Testo da leggere =
::::::::::

Davide Micheli | 7 Luglio 2016

Internet Servizi Web

All’interno del panorama della musica in streaming, YouTube inizia a perdere terreno a favore dei servizi come Spotifiy e Apple Music, con l’audio che si prende una rivincita sul video.

È un mercato molto promettente quello della musica in streaming: dopo il successo fatto registrare da Spotify, il lancio del servizio di Apple Music e l’arrivo di importanti novità  da Amazon per quanto riguarda lo streaming musicale, la conferma dell’importanza strategica di questo settore ci giunge da un report di una società  – BuzzAngle Music – che mette in evidenza come le piattaforme di streaming musicale con solo audio vadano alla grande.

Nel già  citato rapporto, infatti, la società  arriva ad indicare come la musica sia sempre più fruita attraverso lo streaming online e, soprattutto, i servizi esclusivamente audio arrivano a far meglio di un mostro sacro come YouTube: sebbene i dati – che riguardano il primo semestre 2016 – siano relativi al mercato a stelle e strisce, c’è da credere che questo trend possa diventare nel corso degli anni un fenomeno globale.

::::::::::

Dati estratti =

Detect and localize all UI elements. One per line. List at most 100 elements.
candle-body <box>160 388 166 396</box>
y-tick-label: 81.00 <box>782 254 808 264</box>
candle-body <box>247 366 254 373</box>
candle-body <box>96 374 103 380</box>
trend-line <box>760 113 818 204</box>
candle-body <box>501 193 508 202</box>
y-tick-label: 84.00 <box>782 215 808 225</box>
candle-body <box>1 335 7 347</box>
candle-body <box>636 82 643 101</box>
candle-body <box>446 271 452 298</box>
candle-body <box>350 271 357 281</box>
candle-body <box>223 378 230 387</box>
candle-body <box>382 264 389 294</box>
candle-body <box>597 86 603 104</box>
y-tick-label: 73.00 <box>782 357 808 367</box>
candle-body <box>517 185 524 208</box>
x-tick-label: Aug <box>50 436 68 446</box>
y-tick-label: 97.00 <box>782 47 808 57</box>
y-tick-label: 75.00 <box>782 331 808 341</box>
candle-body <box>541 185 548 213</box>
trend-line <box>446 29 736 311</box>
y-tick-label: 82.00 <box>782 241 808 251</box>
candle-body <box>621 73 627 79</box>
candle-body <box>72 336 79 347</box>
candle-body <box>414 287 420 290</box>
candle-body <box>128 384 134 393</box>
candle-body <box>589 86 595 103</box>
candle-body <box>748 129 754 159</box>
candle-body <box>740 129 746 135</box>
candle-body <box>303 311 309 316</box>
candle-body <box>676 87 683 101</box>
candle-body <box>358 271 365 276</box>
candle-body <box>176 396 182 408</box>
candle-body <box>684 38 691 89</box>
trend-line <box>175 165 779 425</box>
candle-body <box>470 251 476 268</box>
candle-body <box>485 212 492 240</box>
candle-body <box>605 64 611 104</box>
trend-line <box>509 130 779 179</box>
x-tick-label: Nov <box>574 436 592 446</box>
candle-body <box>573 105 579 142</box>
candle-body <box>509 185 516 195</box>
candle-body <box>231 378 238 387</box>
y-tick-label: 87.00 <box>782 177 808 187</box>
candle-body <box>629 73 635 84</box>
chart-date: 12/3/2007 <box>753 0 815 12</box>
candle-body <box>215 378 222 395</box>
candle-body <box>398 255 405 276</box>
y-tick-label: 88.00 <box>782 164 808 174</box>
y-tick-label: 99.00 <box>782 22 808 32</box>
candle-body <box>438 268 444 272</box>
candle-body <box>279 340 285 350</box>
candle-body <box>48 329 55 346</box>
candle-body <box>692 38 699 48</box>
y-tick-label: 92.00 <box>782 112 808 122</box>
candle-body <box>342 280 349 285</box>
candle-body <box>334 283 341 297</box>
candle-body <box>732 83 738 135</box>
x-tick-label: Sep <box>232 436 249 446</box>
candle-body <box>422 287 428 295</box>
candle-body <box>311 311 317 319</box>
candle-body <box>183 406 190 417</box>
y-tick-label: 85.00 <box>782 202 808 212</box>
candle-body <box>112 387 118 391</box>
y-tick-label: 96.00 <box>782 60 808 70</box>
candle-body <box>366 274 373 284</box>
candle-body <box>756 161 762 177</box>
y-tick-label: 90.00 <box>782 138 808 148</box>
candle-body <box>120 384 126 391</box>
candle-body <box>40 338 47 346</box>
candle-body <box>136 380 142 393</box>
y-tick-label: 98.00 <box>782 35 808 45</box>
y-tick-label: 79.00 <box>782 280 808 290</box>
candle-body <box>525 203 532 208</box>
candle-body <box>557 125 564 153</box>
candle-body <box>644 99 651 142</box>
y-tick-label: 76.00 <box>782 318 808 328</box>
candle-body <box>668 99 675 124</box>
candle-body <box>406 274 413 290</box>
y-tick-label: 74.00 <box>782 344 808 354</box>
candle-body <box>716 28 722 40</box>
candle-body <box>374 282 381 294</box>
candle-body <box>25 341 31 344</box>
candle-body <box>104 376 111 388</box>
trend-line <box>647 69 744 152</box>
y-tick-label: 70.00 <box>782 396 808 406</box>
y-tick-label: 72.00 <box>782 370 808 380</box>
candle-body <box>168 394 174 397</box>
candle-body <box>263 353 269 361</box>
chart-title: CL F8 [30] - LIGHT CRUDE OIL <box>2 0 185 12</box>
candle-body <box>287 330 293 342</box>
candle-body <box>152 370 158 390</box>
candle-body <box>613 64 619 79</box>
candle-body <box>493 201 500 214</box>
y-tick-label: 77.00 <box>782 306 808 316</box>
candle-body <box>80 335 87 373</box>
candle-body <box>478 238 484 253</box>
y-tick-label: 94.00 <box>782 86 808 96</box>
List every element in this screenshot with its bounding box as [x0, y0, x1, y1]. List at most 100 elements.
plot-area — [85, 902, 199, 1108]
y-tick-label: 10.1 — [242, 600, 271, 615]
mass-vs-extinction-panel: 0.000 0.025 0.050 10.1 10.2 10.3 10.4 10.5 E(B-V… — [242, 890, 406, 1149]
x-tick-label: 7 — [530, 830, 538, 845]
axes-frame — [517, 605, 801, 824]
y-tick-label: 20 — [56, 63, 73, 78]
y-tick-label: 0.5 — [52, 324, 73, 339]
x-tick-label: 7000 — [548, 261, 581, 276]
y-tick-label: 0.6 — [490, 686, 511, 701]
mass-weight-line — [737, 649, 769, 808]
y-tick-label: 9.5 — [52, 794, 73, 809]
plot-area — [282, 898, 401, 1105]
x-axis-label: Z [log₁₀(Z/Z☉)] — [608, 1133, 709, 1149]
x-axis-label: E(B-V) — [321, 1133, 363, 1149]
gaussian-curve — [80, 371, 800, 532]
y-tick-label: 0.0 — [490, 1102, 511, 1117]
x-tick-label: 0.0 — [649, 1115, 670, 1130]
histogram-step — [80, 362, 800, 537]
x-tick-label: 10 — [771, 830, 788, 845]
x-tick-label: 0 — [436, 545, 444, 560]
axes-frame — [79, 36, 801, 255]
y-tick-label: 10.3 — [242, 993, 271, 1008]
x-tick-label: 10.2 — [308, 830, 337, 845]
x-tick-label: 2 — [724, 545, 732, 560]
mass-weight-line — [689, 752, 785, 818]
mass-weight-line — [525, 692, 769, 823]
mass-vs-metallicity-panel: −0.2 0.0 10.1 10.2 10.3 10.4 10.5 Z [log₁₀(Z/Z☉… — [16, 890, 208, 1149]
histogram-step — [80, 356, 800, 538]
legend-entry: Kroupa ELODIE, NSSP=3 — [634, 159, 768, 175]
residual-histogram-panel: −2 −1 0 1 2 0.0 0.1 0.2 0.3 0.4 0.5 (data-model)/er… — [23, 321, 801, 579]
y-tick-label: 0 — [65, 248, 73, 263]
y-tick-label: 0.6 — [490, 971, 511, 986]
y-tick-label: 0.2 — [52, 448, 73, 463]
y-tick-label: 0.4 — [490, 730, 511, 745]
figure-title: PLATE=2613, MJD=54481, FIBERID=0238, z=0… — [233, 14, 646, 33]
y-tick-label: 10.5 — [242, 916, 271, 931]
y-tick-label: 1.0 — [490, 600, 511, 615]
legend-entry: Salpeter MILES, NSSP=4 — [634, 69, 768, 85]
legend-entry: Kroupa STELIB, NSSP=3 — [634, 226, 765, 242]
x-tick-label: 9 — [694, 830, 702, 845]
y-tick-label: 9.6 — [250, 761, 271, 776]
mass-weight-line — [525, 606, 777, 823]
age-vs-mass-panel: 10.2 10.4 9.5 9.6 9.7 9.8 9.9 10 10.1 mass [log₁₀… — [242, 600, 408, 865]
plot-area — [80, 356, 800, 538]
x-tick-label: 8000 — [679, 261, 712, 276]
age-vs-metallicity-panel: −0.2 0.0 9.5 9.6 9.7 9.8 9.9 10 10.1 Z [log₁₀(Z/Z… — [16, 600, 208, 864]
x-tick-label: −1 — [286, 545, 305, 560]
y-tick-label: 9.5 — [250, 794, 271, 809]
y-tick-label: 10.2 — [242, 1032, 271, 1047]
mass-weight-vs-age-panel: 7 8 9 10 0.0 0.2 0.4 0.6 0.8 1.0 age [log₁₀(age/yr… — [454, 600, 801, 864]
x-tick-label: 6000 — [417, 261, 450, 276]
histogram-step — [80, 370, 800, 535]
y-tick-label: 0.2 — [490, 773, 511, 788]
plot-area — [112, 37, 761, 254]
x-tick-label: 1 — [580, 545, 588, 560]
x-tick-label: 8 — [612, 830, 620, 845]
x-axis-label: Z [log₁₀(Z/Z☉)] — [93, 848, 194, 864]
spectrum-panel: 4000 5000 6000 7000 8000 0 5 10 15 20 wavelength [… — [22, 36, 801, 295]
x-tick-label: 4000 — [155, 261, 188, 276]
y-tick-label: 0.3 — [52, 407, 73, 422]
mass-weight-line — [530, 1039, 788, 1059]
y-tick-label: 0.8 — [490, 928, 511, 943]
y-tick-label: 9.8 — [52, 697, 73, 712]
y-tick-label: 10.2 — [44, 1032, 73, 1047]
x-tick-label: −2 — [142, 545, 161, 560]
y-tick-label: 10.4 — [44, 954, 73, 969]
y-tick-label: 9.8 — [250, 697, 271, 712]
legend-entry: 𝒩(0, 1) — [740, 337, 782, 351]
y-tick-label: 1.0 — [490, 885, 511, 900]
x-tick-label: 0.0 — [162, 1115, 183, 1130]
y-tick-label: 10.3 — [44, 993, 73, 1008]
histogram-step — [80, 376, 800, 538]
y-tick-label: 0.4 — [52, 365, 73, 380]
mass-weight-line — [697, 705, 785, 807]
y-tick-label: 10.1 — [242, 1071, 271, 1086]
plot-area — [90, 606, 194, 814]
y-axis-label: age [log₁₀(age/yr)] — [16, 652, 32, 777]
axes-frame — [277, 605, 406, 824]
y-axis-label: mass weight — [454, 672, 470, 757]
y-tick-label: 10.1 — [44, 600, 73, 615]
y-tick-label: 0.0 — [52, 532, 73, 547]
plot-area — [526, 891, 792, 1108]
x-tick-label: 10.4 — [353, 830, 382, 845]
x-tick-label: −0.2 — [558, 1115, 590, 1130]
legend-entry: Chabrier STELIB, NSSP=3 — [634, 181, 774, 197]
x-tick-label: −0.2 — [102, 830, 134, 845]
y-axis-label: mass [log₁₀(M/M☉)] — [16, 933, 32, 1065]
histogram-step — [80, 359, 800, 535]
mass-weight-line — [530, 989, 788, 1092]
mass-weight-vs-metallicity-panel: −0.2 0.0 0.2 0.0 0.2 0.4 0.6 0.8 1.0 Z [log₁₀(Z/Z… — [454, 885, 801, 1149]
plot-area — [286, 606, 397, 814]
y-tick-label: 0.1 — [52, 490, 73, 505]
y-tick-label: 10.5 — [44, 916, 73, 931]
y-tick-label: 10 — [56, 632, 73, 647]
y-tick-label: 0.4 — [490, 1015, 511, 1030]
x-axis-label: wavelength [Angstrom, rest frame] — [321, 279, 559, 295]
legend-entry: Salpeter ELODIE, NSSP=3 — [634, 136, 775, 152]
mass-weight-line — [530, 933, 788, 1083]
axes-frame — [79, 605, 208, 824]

::::::::::

Consegne da svolgere =
1. Puoi trascrivere il brano sulla musica in streaming che comincia con le parole "Davide Micheli |" e si chiude con "rivincita sul video.", sostituendo "YouTube" con "Vimeo"?
2. Come proseguiresti l'articolo sulla musica in streaming dopo la sua ultima frase? Scrivine il seguito.

Risposte in ordine =
1.
Davide Micheli | 7 Luglio 2016

Internet Servizi Web

All’interno del panorama della musica in streaming, Vimeo inizia a perdere terreno a favore dei servizi come Spotifiy e Apple Music, con l’audio che si prende una rivincita sul video.

2.
In cifre, secondo il report, da gennaio a giugno 2016 – negli USA – le persone hanno attivato 114 miliardi di streaming audio attraverso i servizi di Spotify, Apple Music, Tidal e Rhapsody – un totale che è pari al doppio di quanto si è registrato nel corso di 12 mesi – contro un numero complessivo di 95 milioni di streaming da YouTube, Dailymotion e altri portali, con una crescita del 23 percento rispetto ai numeri del 2015.

Il settore della musica in streaming – tanto video quanto audio – ha conosciuto negli Usa una crescita del 58 percento, una performance molto interessante e che, soprattutto, non tiene conto delle radio in streaming quali Pandora.

In questa evoluzione costante del mercato discografico, poi, è interessante notare come sia cresciuto del 17,3 per cento anche il comparto dei dischi in vinile, contro una contrazione delle vendite di file digitali (pari al 17,7 per cento) e dei CD (11 per cento).